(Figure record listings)
--- begin ---

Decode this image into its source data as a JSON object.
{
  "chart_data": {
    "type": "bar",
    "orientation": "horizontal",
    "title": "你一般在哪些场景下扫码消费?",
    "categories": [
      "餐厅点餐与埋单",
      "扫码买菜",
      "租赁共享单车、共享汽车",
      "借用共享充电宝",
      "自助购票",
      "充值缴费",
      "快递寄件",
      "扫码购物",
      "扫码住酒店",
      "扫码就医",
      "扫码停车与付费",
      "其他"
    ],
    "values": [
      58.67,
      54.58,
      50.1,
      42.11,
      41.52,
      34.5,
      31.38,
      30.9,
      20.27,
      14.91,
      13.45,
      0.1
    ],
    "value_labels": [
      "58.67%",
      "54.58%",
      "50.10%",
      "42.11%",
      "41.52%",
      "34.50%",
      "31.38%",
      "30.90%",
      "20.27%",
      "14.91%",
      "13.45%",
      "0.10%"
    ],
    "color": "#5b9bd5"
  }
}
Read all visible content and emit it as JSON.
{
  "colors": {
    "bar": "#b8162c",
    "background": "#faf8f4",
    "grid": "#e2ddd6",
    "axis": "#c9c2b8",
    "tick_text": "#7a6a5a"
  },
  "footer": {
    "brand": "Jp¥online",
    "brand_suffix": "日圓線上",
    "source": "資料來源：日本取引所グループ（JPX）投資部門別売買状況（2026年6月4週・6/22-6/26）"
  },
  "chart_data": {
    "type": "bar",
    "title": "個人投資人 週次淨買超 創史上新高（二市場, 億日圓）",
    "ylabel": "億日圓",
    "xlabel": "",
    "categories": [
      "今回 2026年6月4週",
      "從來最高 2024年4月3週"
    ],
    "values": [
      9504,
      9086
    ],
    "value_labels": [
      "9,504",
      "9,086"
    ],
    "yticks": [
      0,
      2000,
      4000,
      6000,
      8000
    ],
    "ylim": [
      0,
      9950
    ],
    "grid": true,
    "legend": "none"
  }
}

--- end ---

◆ TASK TO COMPLETE: Go through the listing and copy all of it exactly.

◆ THE COMPLETED TASK:
Decode this image into its source data as a JSON object.
{
  "chart_data": {
    "type": "bar",
    "orientation": "horizontal",
    "title": "你一般在哪些场景下扫码消费?",
    "categories": [
      "餐厅点餐与埋单",
      "扫码买菜",
      "租赁共享单车、共享汽车",
      "借用共享充电宝",
      "自助购票",
      "充值缴费",
      "快递寄件",
      "扫码购物",
      "扫码住酒店",
      "扫码就医",
      "扫码停车与付费",
      "其他"
    ],
    "values": [
      58.67,
      54.58,
      50.1,
      42.11,
      41.52,
      34.5,
      31.38,
      30.9,
      20.27,
      14.91,
      13.45,
      0.1
    ],
    "value_labels": [
      "58.67%",
      "54.58%",
      "50.10%",
      "42.11%",
      "41.52%",
      "34.50%",
      "31.38%",
      "30.90%",
      "20.27%",
      "14.91%",
      "13.45%",
      "0.10%"
    ],
    "color": "#5b9bd5"
  }
}
Read all visible content and emit it as JSON.
{
  "colors": {
    "bar": "#b8162c",
    "background": "#faf8f4",
    "grid": "#e2ddd6",
    "axis": "#c9c2b8",
    "tick_text": "#7a6a5a"
  },
  "footer": {
    "brand": "Jp¥online",
    "brand_suffix": "日圓線上",
    "source": "資料來源：日本取引所グループ（JPX）投資部門別売買状況（2026年6月4週・6/22-6/26）"
  },
  "chart_data": {
    "type": "bar",
    "title": "個人投資人 週次淨買超 創史上新高（二市場, 億日圓）",
    "ylabel": "億日圓",
    "xlabel": "",
    "categories": [
      "今回 2026年6月4週",
      "從來最高 2024年4月3週"
    ],
    "values": [
      9504,
      9086
    ],
    "value_labels": [
      "9,504",
      "9,086"
    ],
    "yticks": [
      0,
      2000,
      4000,
      6000,
      8000
    ],
    "ylim": [
      0,
      9950
    ],
    "grid": true,
    "legend": "none"
  }
}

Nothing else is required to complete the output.